**EXERCISE GOAL:**
Copy every line of the following records exactly as it stands, one line after another.

▬▬▬

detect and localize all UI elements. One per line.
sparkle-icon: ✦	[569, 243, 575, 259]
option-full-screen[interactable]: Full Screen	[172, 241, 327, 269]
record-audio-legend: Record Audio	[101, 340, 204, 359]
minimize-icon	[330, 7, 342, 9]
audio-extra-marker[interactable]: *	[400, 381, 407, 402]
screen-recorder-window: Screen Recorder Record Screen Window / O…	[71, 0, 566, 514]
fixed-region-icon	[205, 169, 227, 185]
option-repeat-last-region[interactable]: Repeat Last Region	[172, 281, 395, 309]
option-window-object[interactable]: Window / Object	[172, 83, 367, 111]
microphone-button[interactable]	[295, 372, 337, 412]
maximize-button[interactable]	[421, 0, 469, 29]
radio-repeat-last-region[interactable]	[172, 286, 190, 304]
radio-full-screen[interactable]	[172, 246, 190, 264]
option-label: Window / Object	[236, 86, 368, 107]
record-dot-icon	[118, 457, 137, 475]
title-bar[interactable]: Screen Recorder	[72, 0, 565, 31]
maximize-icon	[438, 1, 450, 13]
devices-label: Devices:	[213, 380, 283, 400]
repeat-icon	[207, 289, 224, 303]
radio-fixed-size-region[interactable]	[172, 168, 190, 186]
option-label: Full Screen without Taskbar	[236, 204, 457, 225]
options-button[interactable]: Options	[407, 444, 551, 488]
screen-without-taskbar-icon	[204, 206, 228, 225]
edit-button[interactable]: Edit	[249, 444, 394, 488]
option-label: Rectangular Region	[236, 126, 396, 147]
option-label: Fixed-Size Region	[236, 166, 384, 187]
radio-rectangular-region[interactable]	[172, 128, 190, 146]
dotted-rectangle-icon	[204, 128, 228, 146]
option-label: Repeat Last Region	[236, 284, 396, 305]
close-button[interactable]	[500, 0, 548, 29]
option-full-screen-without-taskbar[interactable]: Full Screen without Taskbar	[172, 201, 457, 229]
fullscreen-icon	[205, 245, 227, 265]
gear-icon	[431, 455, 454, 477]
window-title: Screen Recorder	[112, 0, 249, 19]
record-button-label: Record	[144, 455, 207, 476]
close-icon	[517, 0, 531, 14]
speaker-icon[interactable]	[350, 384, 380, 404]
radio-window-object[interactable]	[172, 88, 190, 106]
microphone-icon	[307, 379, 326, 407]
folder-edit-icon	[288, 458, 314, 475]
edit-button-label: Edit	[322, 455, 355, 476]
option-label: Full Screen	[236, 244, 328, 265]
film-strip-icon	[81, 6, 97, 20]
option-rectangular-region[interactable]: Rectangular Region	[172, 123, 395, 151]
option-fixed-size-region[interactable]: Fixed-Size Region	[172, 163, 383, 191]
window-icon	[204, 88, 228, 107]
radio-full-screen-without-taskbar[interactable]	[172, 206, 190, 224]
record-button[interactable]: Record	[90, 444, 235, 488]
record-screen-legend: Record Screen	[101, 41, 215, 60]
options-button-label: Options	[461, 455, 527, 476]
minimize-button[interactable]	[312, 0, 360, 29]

▬▬▬

**TASK SOLUTION:**
detect and localize all UI elements. One per line.
sparkle-icon: ✦	[569, 243, 575, 259]
option-full-screen[interactable]: Full Screen	[172, 241, 327, 269]
record-audio-legend: Record Audio	[101, 340, 204, 359]
minimize-icon	[330, 7, 342, 9]
audio-extra-marker[interactable]: *	[400, 381, 407, 402]
screen-recorder-window: Screen Recorder Record Screen Window / O…	[71, 0, 566, 514]
fixed-region-icon	[205, 169, 227, 185]
option-repeat-last-region[interactable]: Repeat Last Region	[172, 281, 395, 309]
option-window-object[interactable]: Window / Object	[172, 83, 367, 111]
microphone-button[interactable]	[295, 372, 337, 412]
maximize-button[interactable]	[421, 0, 469, 29]
radio-repeat-last-region[interactable]	[172, 286, 190, 304]
radio-full-screen[interactable]	[172, 246, 190, 264]
option-label: Window / Object	[236, 86, 368, 107]
record-dot-icon	[118, 457, 137, 475]
title-bar[interactable]: Screen Recorder	[72, 0, 565, 31]
maximize-icon	[438, 1, 450, 13]
devices-label: Devices:	[213, 380, 283, 400]
repeat-icon	[207, 289, 224, 303]
radio-fixed-size-region[interactable]	[172, 168, 190, 186]
option-label: Full Screen without Taskbar	[236, 204, 457, 225]
options-button[interactable]: Options	[407, 444, 551, 488]
screen-without-taskbar-icon	[204, 206, 228, 225]
edit-button[interactable]: Edit	[249, 444, 394, 488]
option-label: Rectangular Region	[236, 126, 396, 147]
option-label: Fixed-Size Region	[236, 166, 384, 187]
radio-rectangular-region[interactable]	[172, 128, 190, 146]
dotted-rectangle-icon	[204, 128, 228, 146]
option-label: Repeat Last Region	[236, 284, 396, 305]
close-button[interactable]	[500, 0, 548, 29]
option-full-screen-without-taskbar[interactable]: Full Screen without Taskbar	[172, 201, 457, 229]
fullscreen-icon	[205, 245, 227, 265]
gear-icon	[431, 455, 454, 477]
window-title: Screen Recorder	[112, 0, 249, 19]
record-button-label: Record	[144, 455, 207, 476]
close-icon	[517, 0, 531, 14]
speaker-icon[interactable]	[350, 384, 380, 404]
radio-window-object[interactable]	[172, 88, 190, 106]
microphone-icon	[307, 379, 326, 407]
folder-edit-icon	[288, 458, 314, 475]
edit-button-label: Edit	[322, 455, 355, 476]
option-label: Full Screen	[236, 244, 328, 265]
film-strip-icon	[81, 6, 97, 20]
option-rectangular-region[interactable]: Rectangular Region	[172, 123, 395, 151]
option-fixed-size-region[interactable]: Fixed-Size Region	[172, 163, 383, 191]
window-icon	[204, 88, 228, 107]
radio-full-screen-without-taskbar[interactable]	[172, 206, 190, 224]
record-button[interactable]: Record	[90, 444, 235, 488]
record-screen-legend: Record Screen	[101, 41, 215, 60]
options-button-label: Options	[461, 455, 527, 476]
minimize-button[interactable]	[312, 0, 360, 29]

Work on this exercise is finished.